[Challenge]
Pull out every line below that contains the word "XChange".

[Data for the task]
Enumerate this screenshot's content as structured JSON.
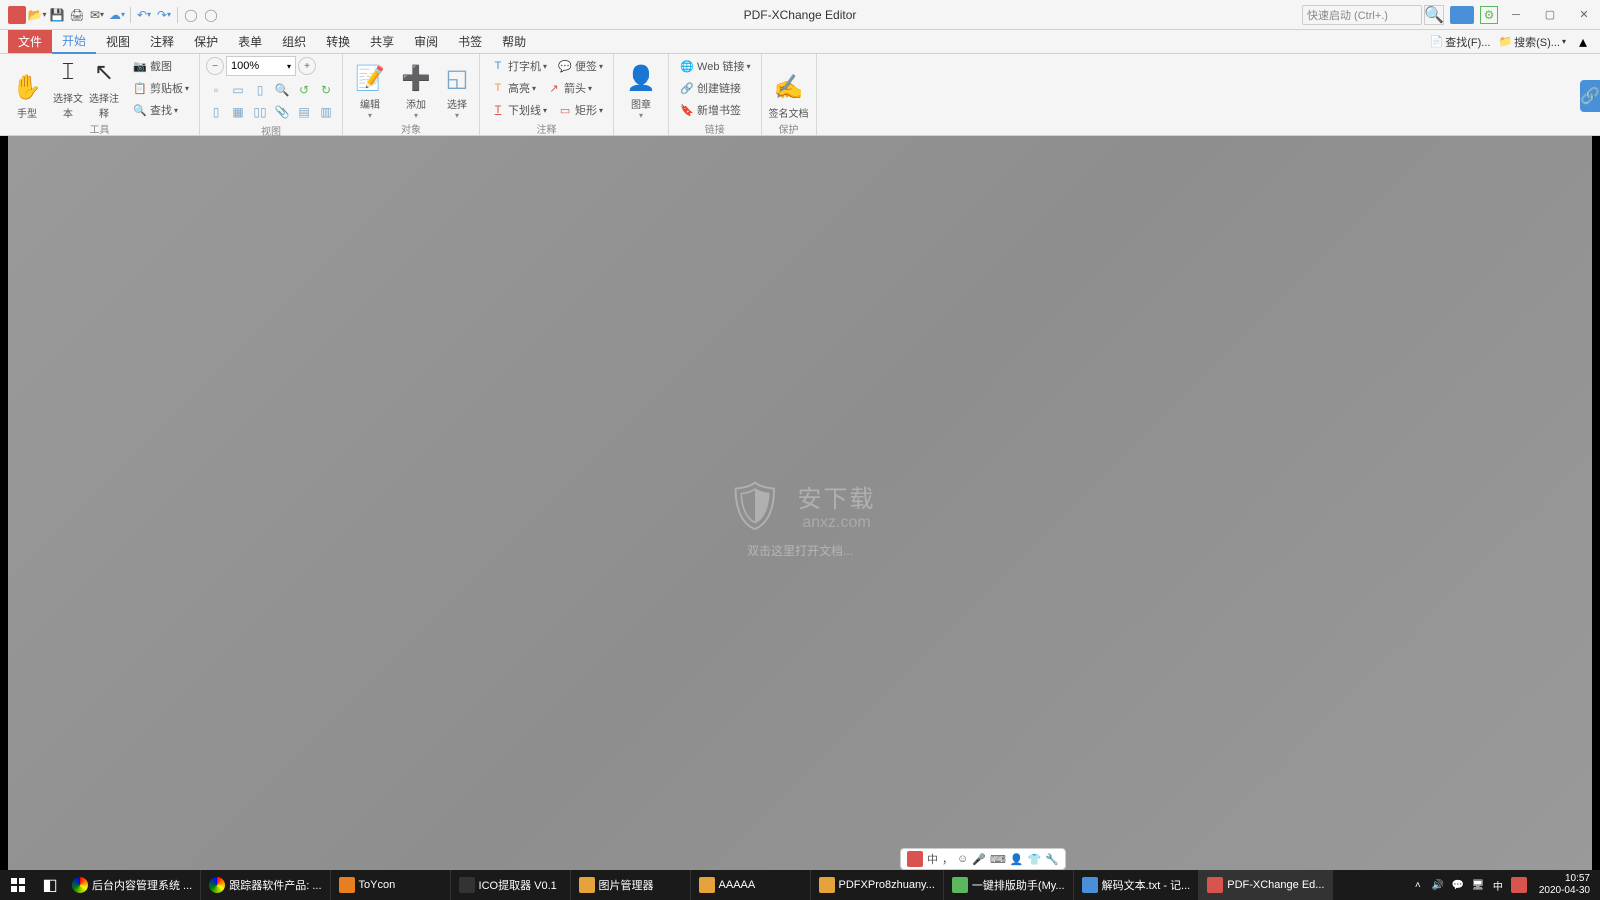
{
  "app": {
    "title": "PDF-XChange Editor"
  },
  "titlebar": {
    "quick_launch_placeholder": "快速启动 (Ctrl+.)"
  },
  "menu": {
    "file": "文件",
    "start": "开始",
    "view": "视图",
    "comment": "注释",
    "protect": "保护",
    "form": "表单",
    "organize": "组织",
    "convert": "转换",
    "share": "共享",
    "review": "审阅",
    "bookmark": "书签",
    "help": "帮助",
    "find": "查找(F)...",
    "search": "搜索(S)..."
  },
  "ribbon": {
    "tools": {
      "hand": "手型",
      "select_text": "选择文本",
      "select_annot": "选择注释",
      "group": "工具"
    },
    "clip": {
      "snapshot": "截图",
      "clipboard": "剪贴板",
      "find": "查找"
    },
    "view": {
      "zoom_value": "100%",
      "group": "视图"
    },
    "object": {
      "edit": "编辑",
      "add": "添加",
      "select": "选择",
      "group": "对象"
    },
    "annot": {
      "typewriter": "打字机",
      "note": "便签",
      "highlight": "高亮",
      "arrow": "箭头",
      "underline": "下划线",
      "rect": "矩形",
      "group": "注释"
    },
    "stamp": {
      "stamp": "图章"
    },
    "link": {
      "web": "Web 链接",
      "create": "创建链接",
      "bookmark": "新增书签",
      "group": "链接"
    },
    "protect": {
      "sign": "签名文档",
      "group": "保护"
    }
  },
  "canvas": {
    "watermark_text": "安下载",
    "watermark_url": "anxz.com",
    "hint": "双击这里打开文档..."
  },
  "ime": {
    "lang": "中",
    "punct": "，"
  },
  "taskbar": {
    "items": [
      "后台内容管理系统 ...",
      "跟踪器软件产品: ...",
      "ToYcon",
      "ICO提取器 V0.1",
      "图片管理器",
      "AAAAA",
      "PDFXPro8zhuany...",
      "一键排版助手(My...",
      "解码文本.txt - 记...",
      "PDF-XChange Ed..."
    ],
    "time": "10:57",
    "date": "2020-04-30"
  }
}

[Solution for this problem]
    "title": "PDF-XChange Editor"
      "PDF-XChange Ed..."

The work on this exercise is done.